(Entries from a dataset)
+++

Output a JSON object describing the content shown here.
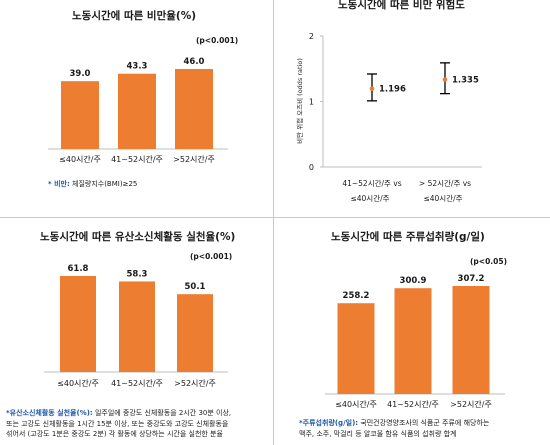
{
  "panels": {
    "obesity": {
      "title": "노동시간에 따른 비만율(%)",
      "pvalue": "(p<0.001)",
      "footnote_label": "* 비만:",
      "footnote_text": " 체질량지수(BMI)≥25"
    },
    "risk": {
      "title": "노동시간에 따른 비만 위험도",
      "ylabel": "비만 위험 오즈비 (odds ratio)"
    },
    "activity": {
      "title": "노동시간에 따른 유산소신체활동 실천율(%)",
      "pvalue": "(p<0.001)",
      "footnote_label": "*유산소신체활동 실천율(%):",
      "footnote_line1": " 일주일에 중강도 신체활동을 2시간 30분 이상,",
      "footnote_line2": "또는 고강도 신체활동을 1시간 15분 이상, 또는 중강도와 고강도 신체활동을",
      "footnote_line3": "섞어서 (고강도 1분은 중강도 2분) 각 활동에 상당하는 시간을 실천한 분율"
    },
    "alcohol": {
      "title": "노동시간에 따른 주류섭취량(g/일)",
      "pvalue": "(p<0.05)",
      "footnote_label": "*주류섭취량(g/일):",
      "footnote_line1": " 국민건강영양조사의 식품군 주류에 해당하는",
      "footnote_line2": "맥주, 소주, 막걸리 등 알코올 함유 식품의 섭취량 합계"
    }
  },
  "colors": {
    "bar": "#ed7d31",
    "errorbar": "#000000",
    "axis": "#bfbfbf"
  },
  "chart_data": [
    {
      "id": "obesity",
      "type": "bar",
      "title": "노동시간에 따른 비만율(%)",
      "categories": [
        "≤40시간/주",
        "41~52시간/주",
        ">52시간/주"
      ],
      "values": [
        39.0,
        43.3,
        46.0
      ],
      "value_labels": [
        "39.0",
        "43.3",
        "46.0"
      ],
      "ylim": [
        0,
        60
      ]
    },
    {
      "id": "risk",
      "type": "scatter",
      "title": "노동시간에 따른 비만 위험도",
      "ylabel": "비만 위험 오즈비 (odds ratio)",
      "categories": [
        [
          "41~52시간/주 vs",
          "≤40시간/주"
        ],
        [
          "> 52시간/주 vs",
          "≤40시간/주"
        ]
      ],
      "values": [
        1.196,
        1.335
      ],
      "value_labels": [
        "1.196",
        "1.335"
      ],
      "ci_low": [
        1.01,
        1.12
      ],
      "ci_high": [
        1.42,
        1.59
      ],
      "ylim": [
        0,
        2
      ],
      "yticks": [
        "0",
        "1",
        "2"
      ]
    },
    {
      "id": "activity",
      "type": "bar",
      "title": "노동시간에 따른 유산소신체활동 실천율(%)",
      "categories": [
        "≤40시간/주",
        "41~52시간/주",
        ">52시간/주"
      ],
      "values": [
        61.8,
        58.3,
        50.1
      ],
      "value_labels": [
        "61.8",
        "58.3",
        "50.1"
      ],
      "ylim": [
        0,
        80
      ]
    },
    {
      "id": "alcohol",
      "type": "bar",
      "title": "노동시간에 따른 주류섭취량(g/일)",
      "categories": [
        "≤40시간/주",
        "41~52시간/주",
        ">52시간/주"
      ],
      "values": [
        258.2,
        300.9,
        307.2
      ],
      "value_labels": [
        "258.2",
        "300.9",
        "307.2"
      ],
      "ylim": [
        0,
        400
      ]
    }
  ]
}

+++

#### Requirements
Report only the number of lines in the listing that contain the word "odds".

#### The response
2